Exercise requirements:
Report each line of the data that includes the word "phthalate".
+---+
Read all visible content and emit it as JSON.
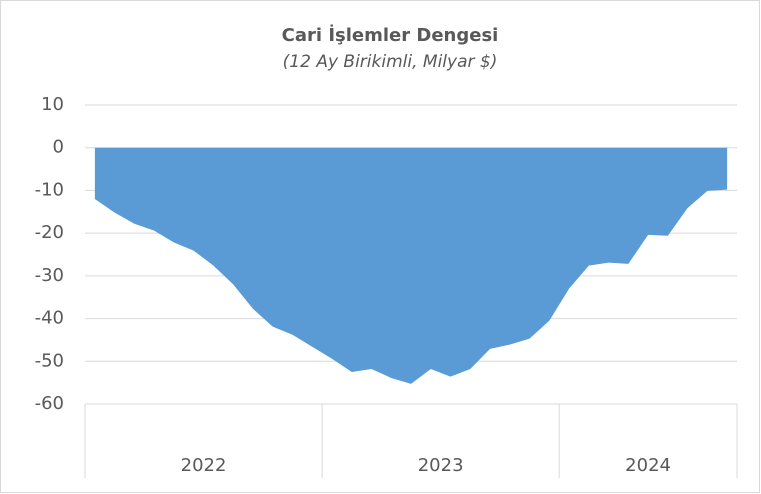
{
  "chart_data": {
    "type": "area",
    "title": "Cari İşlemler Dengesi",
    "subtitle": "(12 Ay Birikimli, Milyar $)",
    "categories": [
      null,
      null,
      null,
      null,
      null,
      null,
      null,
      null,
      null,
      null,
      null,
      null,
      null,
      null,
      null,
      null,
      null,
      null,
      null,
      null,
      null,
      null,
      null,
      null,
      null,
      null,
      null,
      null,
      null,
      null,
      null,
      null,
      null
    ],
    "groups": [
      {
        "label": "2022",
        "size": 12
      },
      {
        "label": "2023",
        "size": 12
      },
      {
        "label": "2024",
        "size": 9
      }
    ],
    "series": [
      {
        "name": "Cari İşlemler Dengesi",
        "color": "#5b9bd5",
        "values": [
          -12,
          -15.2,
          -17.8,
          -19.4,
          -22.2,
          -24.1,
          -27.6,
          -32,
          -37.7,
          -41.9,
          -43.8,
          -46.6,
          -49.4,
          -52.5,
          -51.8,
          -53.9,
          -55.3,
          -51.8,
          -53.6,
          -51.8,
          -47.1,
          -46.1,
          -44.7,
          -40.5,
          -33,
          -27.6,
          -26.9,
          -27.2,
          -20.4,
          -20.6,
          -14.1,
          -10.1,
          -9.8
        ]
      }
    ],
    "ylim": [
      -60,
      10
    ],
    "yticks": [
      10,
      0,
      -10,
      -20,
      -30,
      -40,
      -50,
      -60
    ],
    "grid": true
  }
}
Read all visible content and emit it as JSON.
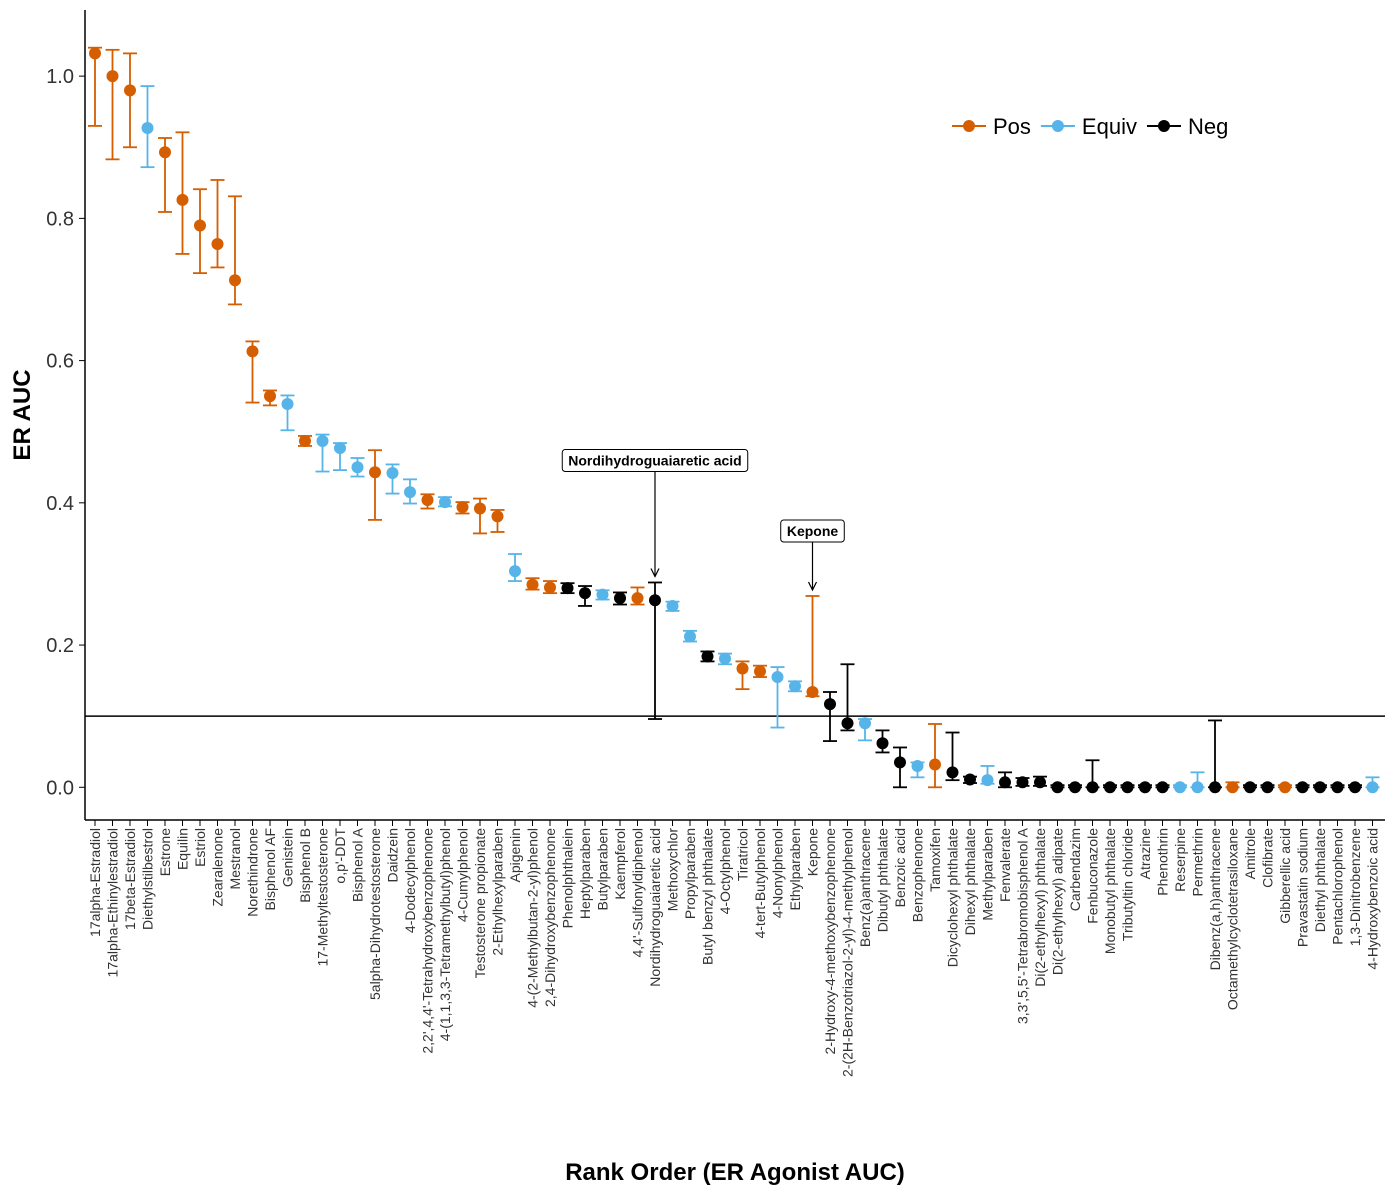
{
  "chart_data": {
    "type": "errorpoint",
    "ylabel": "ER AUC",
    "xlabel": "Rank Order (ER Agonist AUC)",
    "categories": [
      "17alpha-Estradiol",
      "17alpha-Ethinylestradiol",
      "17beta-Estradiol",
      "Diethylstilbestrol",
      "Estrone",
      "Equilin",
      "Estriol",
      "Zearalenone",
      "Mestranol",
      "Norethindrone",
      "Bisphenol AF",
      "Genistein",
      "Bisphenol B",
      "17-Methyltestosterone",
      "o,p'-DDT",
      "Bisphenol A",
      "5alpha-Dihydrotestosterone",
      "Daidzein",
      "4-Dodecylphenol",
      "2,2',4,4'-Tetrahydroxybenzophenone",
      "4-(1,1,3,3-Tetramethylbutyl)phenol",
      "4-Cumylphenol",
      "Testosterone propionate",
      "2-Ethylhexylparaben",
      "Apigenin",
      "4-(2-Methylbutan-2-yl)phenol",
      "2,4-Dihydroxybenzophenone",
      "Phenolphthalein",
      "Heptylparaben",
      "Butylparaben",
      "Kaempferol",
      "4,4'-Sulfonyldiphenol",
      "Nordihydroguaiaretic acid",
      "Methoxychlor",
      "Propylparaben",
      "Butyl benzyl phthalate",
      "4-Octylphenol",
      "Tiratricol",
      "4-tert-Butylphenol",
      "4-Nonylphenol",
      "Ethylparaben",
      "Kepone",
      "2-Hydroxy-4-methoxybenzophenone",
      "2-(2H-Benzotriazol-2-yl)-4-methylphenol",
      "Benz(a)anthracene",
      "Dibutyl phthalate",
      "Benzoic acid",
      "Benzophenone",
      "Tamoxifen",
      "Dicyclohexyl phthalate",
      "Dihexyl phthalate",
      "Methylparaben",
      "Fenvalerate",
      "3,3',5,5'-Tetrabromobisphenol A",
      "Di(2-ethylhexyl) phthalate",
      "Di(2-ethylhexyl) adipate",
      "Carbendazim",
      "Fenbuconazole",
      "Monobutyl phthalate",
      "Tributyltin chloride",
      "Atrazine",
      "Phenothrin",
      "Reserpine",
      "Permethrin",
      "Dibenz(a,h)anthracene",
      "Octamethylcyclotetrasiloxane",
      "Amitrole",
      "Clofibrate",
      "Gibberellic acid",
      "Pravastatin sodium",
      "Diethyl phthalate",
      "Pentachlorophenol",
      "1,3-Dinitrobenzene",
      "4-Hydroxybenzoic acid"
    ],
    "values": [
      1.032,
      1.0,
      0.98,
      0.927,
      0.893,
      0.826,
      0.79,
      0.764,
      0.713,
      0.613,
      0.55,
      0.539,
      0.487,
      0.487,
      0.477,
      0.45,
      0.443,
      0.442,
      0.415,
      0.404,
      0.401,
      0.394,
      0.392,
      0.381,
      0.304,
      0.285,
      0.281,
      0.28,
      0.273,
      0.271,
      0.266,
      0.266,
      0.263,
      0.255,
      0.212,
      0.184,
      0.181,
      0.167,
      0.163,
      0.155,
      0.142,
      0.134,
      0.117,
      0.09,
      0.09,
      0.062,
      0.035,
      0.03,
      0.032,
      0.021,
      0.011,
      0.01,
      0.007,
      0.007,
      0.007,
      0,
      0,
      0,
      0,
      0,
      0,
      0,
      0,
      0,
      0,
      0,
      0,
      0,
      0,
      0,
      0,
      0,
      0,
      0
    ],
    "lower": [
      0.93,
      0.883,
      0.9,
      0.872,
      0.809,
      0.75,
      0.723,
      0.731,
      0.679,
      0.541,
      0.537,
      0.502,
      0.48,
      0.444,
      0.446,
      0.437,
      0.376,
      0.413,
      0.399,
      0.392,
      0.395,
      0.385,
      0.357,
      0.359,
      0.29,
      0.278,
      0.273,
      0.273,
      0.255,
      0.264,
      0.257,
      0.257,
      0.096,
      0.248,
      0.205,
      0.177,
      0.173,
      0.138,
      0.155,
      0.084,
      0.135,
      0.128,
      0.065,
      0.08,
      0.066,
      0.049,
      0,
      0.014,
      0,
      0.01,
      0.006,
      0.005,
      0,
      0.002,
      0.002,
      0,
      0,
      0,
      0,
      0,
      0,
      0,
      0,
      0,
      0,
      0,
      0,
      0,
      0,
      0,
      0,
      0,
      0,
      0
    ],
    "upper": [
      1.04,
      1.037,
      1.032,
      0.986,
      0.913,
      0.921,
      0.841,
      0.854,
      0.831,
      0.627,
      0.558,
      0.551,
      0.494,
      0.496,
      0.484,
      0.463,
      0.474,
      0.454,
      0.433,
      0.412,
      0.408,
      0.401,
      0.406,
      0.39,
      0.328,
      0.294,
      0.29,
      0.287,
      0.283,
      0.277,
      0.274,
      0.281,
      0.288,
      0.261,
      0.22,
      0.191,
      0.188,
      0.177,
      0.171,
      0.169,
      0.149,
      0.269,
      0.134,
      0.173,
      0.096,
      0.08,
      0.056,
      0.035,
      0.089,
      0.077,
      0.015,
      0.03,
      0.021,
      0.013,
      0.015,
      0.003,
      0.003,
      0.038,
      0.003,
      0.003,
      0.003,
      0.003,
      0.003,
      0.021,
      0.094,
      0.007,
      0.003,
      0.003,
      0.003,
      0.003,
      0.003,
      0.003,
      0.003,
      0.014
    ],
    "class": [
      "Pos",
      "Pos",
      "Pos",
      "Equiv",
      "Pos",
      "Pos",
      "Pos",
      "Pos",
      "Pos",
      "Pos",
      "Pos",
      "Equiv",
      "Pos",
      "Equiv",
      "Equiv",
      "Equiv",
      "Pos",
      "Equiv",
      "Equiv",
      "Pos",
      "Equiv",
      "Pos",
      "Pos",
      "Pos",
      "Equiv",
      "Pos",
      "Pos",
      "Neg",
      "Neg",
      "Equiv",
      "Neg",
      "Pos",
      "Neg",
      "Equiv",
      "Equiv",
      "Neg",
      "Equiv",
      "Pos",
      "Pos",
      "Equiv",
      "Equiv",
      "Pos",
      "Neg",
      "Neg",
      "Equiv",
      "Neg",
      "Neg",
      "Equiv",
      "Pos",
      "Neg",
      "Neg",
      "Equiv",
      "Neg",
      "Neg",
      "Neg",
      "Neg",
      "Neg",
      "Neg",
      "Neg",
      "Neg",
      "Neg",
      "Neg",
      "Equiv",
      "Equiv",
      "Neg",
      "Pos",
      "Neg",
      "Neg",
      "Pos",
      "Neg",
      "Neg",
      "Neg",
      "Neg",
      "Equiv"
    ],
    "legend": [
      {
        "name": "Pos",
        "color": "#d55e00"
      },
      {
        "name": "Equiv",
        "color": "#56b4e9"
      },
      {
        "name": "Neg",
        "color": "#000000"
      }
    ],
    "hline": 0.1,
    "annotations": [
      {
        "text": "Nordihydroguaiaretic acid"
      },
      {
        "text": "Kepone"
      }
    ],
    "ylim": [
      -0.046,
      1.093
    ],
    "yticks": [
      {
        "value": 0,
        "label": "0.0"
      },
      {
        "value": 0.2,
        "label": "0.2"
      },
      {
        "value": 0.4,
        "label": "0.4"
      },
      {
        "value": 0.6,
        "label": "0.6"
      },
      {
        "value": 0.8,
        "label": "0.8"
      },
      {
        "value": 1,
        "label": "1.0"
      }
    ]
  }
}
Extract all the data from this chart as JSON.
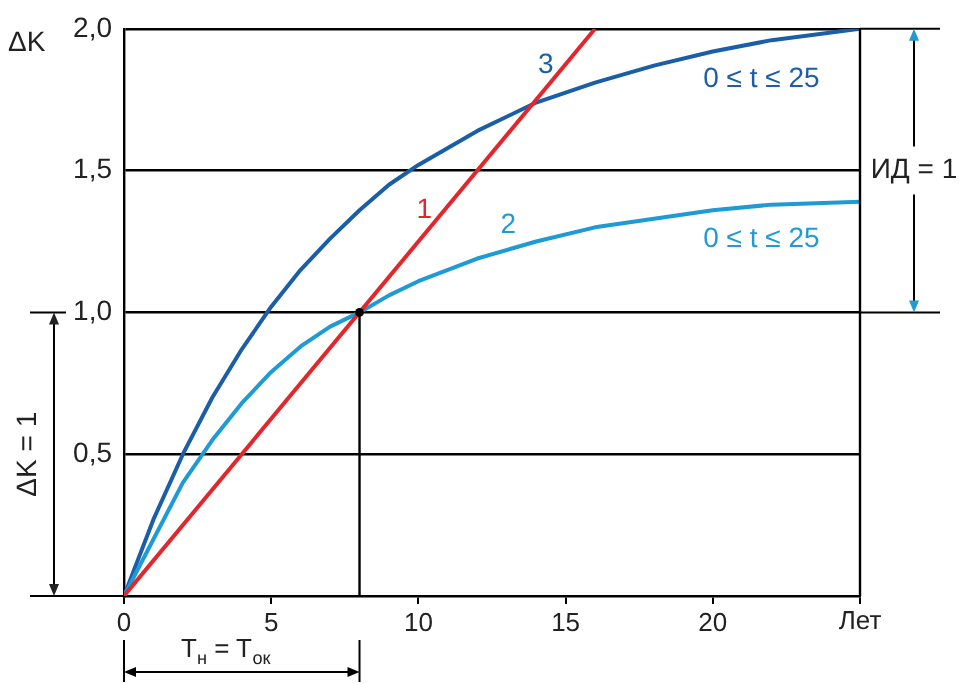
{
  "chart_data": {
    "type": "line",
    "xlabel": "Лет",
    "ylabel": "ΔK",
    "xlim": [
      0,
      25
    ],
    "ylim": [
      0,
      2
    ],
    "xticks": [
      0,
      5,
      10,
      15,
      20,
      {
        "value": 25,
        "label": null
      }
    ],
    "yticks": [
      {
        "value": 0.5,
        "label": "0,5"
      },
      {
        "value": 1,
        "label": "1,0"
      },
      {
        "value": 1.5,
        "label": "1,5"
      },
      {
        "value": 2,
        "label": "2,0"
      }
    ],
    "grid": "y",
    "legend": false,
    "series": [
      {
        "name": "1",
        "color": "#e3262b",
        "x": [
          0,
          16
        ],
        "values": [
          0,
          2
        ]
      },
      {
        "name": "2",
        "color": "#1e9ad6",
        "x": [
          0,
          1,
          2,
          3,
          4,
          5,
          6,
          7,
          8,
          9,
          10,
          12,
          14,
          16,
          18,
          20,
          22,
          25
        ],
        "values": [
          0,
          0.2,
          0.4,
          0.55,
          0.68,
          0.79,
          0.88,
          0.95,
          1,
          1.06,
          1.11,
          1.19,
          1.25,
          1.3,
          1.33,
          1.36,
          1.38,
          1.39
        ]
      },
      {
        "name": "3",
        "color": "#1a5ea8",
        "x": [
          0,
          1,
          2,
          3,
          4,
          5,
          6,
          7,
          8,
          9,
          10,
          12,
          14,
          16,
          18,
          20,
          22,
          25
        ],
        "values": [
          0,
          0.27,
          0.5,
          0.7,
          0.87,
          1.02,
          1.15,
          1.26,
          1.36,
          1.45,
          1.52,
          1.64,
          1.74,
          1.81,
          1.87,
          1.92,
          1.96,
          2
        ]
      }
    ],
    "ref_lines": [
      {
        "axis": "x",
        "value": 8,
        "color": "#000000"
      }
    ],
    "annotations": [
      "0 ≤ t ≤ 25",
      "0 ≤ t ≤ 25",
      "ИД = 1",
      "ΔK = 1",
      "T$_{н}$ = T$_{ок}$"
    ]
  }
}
+---+
Response to this exercise:
      "Butyl benzyl phthalate",
      "Dibutyl phthalate",
      "Dicyclohexyl phthalate",
      "Dihexyl phthalate",
      "Di(2-ethylhexyl) phthalate",
      "Monobutyl phthalate",
      "Diethyl phthalate",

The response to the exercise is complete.